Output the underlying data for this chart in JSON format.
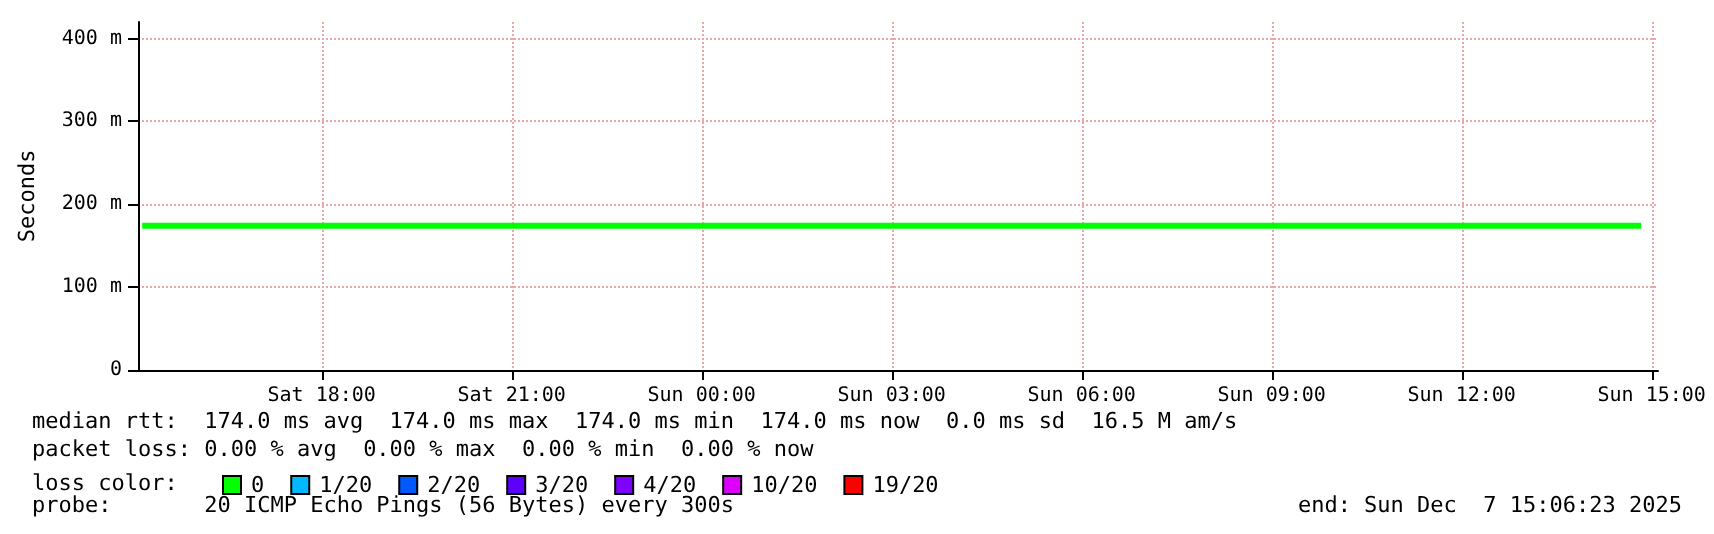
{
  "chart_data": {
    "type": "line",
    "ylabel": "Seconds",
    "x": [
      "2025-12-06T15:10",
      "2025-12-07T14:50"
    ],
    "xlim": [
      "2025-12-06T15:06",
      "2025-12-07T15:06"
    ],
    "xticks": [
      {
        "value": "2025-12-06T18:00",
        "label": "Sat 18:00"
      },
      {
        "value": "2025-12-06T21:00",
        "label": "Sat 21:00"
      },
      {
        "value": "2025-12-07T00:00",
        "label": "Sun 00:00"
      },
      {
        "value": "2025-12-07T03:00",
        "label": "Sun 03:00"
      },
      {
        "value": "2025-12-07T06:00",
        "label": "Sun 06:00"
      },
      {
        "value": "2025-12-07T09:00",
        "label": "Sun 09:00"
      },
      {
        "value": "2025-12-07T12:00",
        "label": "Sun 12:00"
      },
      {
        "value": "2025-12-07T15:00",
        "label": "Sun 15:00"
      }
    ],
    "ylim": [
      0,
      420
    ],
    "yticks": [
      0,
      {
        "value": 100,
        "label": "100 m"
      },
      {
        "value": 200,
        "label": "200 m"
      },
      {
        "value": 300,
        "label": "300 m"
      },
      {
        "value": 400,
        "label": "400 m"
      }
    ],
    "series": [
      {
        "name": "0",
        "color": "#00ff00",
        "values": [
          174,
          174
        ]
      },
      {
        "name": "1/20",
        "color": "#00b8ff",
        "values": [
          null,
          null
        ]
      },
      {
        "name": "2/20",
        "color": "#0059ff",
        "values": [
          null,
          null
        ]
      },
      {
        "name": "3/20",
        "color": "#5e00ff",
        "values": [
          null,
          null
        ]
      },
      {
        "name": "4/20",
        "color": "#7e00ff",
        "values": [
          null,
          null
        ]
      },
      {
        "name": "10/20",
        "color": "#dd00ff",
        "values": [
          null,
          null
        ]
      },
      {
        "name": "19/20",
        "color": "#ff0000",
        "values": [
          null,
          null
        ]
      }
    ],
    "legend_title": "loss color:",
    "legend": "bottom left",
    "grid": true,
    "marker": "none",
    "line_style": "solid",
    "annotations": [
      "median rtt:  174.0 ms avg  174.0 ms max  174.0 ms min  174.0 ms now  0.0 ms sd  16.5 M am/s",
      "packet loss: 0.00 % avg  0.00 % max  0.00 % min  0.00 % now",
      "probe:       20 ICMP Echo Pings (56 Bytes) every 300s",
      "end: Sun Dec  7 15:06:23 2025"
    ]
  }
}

GOAL: Drop the images and repeat the data exactly.

TASK RESULT:
Output the underlying data for this chart in JSON format.
{
  "chart_data": {
    "type": "line",
    "ylabel": "Seconds",
    "x": [
      "2025-12-06T15:10",
      "2025-12-07T14:50"
    ],
    "xlim": [
      "2025-12-06T15:06",
      "2025-12-07T15:06"
    ],
    "xticks": [
      {
        "value": "2025-12-06T18:00",
        "label": "Sat 18:00"
      },
      {
        "value": "2025-12-06T21:00",
        "label": "Sat 21:00"
      },
      {
        "value": "2025-12-07T00:00",
        "label": "Sun 00:00"
      },
      {
        "value": "2025-12-07T03:00",
        "label": "Sun 03:00"
      },
      {
        "value": "2025-12-07T06:00",
        "label": "Sun 06:00"
      },
      {
        "value": "2025-12-07T09:00",
        "label": "Sun 09:00"
      },
      {
        "value": "2025-12-07T12:00",
        "label": "Sun 12:00"
      },
      {
        "value": "2025-12-07T15:00",
        "label": "Sun 15:00"
      }
    ],
    "ylim": [
      0,
      420
    ],
    "yticks": [
      0,
      {
        "value": 100,
        "label": "100 m"
      },
      {
        "value": 200,
        "label": "200 m"
      },
      {
        "value": 300,
        "label": "300 m"
      },
      {
        "value": 400,
        "label": "400 m"
      }
    ],
    "series": [
      {
        "name": "0",
        "color": "#00ff00",
        "values": [
          174,
          174
        ]
      },
      {
        "name": "1/20",
        "color": "#00b8ff",
        "values": [
          null,
          null
        ]
      },
      {
        "name": "2/20",
        "color": "#0059ff",
        "values": [
          null,
          null
        ]
      },
      {
        "name": "3/20",
        "color": "#5e00ff",
        "values": [
          null,
          null
        ]
      },
      {
        "name": "4/20",
        "color": "#7e00ff",
        "values": [
          null,
          null
        ]
      },
      {
        "name": "10/20",
        "color": "#dd00ff",
        "values": [
          null,
          null
        ]
      },
      {
        "name": "19/20",
        "color": "#ff0000",
        "values": [
          null,
          null
        ]
      }
    ],
    "legend_title": "loss color:",
    "legend": "bottom left",
    "grid": true,
    "marker": "none",
    "line_style": "solid",
    "annotations": [
      "median rtt:  174.0 ms avg  174.0 ms max  174.0 ms min  174.0 ms now  0.0 ms sd  16.5 M am/s",
      "packet loss: 0.00 % avg  0.00 % max  0.00 % min  0.00 % now",
      "probe:       20 ICMP Echo Pings (56 Bytes) every 300s",
      "end: Sun Dec  7 15:06:23 2025"
    ]
  }
}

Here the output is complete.